**TASK DIRECTIONS**
Take the line containing "OCR this image." and all lines after it to the end of the records, and output them exactly.
— begin —
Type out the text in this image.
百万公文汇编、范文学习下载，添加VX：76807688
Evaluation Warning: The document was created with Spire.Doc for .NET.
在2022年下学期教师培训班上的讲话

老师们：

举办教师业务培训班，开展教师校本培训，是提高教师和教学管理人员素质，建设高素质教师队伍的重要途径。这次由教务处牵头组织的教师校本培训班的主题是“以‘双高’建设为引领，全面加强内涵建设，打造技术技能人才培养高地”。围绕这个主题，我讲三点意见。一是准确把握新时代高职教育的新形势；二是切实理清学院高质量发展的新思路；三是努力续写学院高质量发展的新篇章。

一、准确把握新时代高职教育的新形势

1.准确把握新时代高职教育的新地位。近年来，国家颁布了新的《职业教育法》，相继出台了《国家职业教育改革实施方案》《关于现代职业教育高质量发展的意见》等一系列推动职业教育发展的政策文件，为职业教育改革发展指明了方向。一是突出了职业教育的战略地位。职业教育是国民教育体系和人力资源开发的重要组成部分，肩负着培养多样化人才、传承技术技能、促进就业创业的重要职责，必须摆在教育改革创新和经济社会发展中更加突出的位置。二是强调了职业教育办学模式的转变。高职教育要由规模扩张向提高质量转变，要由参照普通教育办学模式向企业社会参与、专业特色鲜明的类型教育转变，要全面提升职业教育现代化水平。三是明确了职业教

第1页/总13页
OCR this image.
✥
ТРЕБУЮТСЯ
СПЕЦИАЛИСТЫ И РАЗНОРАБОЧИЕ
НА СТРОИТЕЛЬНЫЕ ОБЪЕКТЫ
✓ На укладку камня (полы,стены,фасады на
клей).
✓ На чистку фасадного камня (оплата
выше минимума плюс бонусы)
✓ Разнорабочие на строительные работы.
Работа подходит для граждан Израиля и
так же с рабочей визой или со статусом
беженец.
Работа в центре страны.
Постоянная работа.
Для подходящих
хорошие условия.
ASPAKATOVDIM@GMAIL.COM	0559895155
— end —
**FINAL RESULT**
OCR this image.
✥
ТРЕБУЮТСЯ
СПЕЦИАЛИСТЫ И РАЗНОРАБОЧИЕ
НА СТРОИТЕЛЬНЫЕ ОБЪЕКТЫ
✓ На укладку камня (полы,стены,фасады на
клей).
✓ На чистку фасадного камня (оплата
выше минимума плюс бонусы)
✓ Разнорабочие на строительные работы.
Работа подходит для граждан Израиля и
так же с рабочей визой или со статусом
беженец.
Работа в центре страны.
Постоянная работа.
Для подходящих
хорошие условия.
ASPAKATOVDIM@GMAIL.COM	0559895155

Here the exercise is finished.